GIVEN PROBLEM
Repeat all the records exactly, omitting pictures.

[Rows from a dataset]
--- BEGIN ---

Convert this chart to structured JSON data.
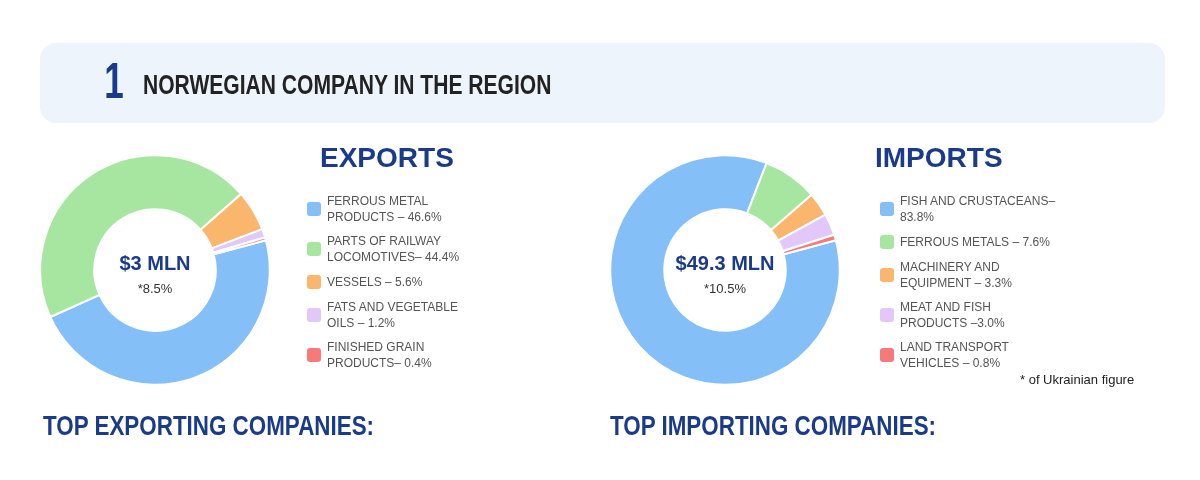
{
  "chart_data": [
    {
      "type": "donut",
      "title": "EXPORTS",
      "categories": [
        "FERROUS METAL PRODUCTS – 46.6%",
        "PARTS OF RAILWAY LOCOMOTIVES– 44.4%",
        "VESSELS – 5.6%",
        "FATS AND VEGETABLE OILS – 1.2%",
        "FINISHED GRAIN PRODUCTS– 0.4%"
      ],
      "values": [
        46.6,
        44.4,
        5.6,
        1.2,
        0.4
      ],
      "colors": [
        "#84bff8",
        "#a6e6a0",
        "#fbb66e",
        "#e1c8f8",
        "#f77a7a"
      ],
      "legend": "right",
      "annotations": [
        "$3 MLN",
        "*8.5%",
        "1",
        "NORWEGIAN COMPANY IN THE REGION",
        "TOP EXPORTING COMPANIES:"
      ]
    },
    {
      "type": "donut",
      "title": "IMPORTS",
      "categories": [
        "FISH AND CRUSTACEANS– 83.8%",
        "FERROUS METALS – 7.6%",
        "MACHINERY AND EQUIPMENT – 3.3%",
        "MEAT AND FISH PRODUCTS –3.0%",
        "LAND TRANSPORT VEHICLES – 0.8%"
      ],
      "values": [
        83.8,
        7.6,
        3.3,
        3.0,
        0.8
      ],
      "colors": [
        "#84bff8",
        "#a6e6a0",
        "#fbb66e",
        "#e1c8f8",
        "#f77a7a"
      ],
      "legend": "right",
      "annotations": [
        "$49.3 MLN",
        "*10.5%",
        "* of Ukrainian figure",
        "TOP IMPORTING COMPANIES:"
      ]
    }
  ]
}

--- END ---

EXPECTED ANSWER
Convert this chart to structured JSON data.
{
  "chart_data": [
    {
      "type": "donut",
      "title": "EXPORTS",
      "categories": [
        "FERROUS METAL PRODUCTS – 46.6%",
        "PARTS OF RAILWAY LOCOMOTIVES– 44.4%",
        "VESSELS – 5.6%",
        "FATS AND VEGETABLE OILS – 1.2%",
        "FINISHED GRAIN PRODUCTS– 0.4%"
      ],
      "values": [
        46.6,
        44.4,
        5.6,
        1.2,
        0.4
      ],
      "colors": [
        "#84bff8",
        "#a6e6a0",
        "#fbb66e",
        "#e1c8f8",
        "#f77a7a"
      ],
      "legend": "right",
      "annotations": [
        "$3 MLN",
        "*8.5%",
        "1",
        "NORWEGIAN COMPANY IN THE REGION",
        "TOP EXPORTING COMPANIES:"
      ]
    },
    {
      "type": "donut",
      "title": "IMPORTS",
      "categories": [
        "FISH AND CRUSTACEANS– 83.8%",
        "FERROUS METALS – 7.6%",
        "MACHINERY AND EQUIPMENT – 3.3%",
        "MEAT AND FISH PRODUCTS –3.0%",
        "LAND TRANSPORT VEHICLES – 0.8%"
      ],
      "values": [
        83.8,
        7.6,
        3.3,
        3.0,
        0.8
      ],
      "colors": [
        "#84bff8",
        "#a6e6a0",
        "#fbb66e",
        "#e1c8f8",
        "#f77a7a"
      ],
      "legend": "right",
      "annotations": [
        "$49.3 MLN",
        "*10.5%",
        "* of Ukrainian figure",
        "TOP IMPORTING COMPANIES:"
      ]
    }
  ]
}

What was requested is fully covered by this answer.